__Stated goal__.
Return all lines in the material below that contain "value".

__Material for this exercise__.

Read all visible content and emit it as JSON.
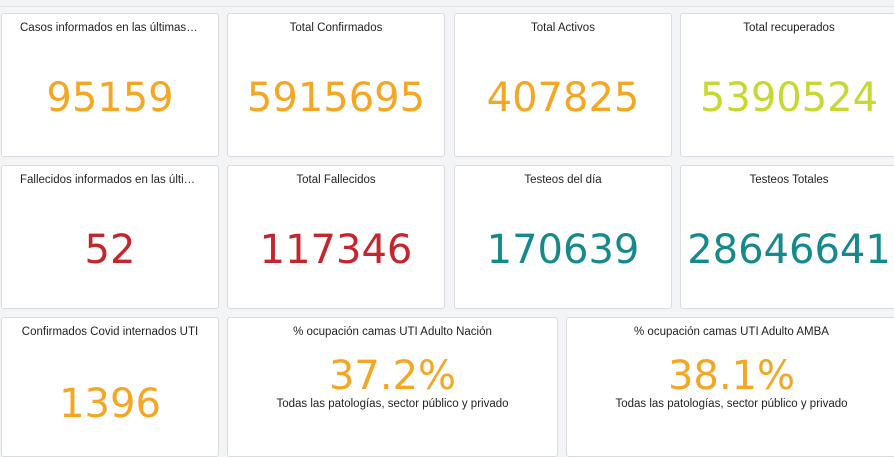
{
  "colors": {
    "orange": "#f5a623",
    "lime": "#c6d831",
    "red": "#c4262e",
    "teal": "#168a8a"
  },
  "cards": {
    "casos_24h": {
      "title": "Casos informados en las últimas 2...",
      "value": "95159"
    },
    "total_confirmados": {
      "title": "Total Confirmados",
      "value": "5915695"
    },
    "total_activos": {
      "title": "Total Activos",
      "value": "407825"
    },
    "total_recuperados": {
      "title": "Total recuperados",
      "value": "5390524"
    },
    "fallecidos_24h": {
      "title": "Fallecidos informados en las últim...",
      "value": "52"
    },
    "total_fallecidos": {
      "title": "Total Fallecidos",
      "value": "117346"
    },
    "testeos_dia": {
      "title": "Testeos del día",
      "value": "170639"
    },
    "testeos_totales": {
      "title": "Testeos Totales",
      "value": "28646641"
    },
    "internados_uti": {
      "title": "Confirmados Covid internados UTI",
      "value": "1396"
    },
    "ocupacion_nacion": {
      "title": "% ocupación camas UTI Adulto Nación",
      "value": "37.2%",
      "subtitle": "Todas las patologías, sector público y privado"
    },
    "ocupacion_amba": {
      "title": "% ocupación camas UTI Adulto AMBA",
      "value": "38.1%",
      "subtitle": "Todas las patologías, sector público y privado"
    }
  }
}
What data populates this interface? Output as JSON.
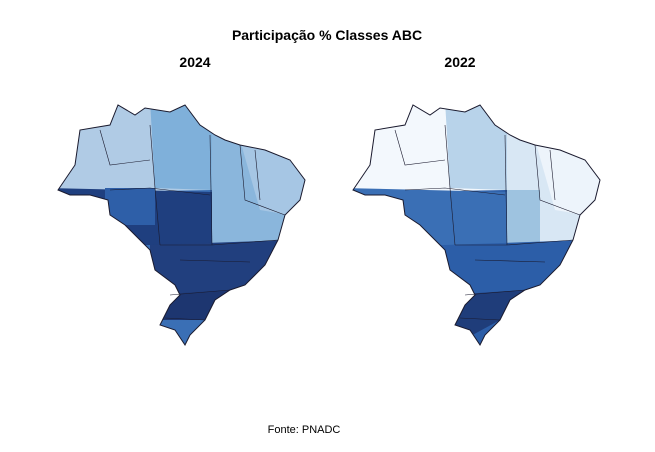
{
  "title": "Participação % Classes ABC",
  "panels": [
    {
      "title": "2024"
    },
    {
      "title": "2022"
    }
  ],
  "source": "Fonte: PNADC"
}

__Written reply__.
      "value": "95159"
      "value": "5915695"
      "value": "407825"
      "value": "5390524"
      "value": "52"
      "value": "117346"
      "value": "170639"
      "value": "28646641"
      "value": "1396"
      "value": "37.2%",
      "value": "38.1%",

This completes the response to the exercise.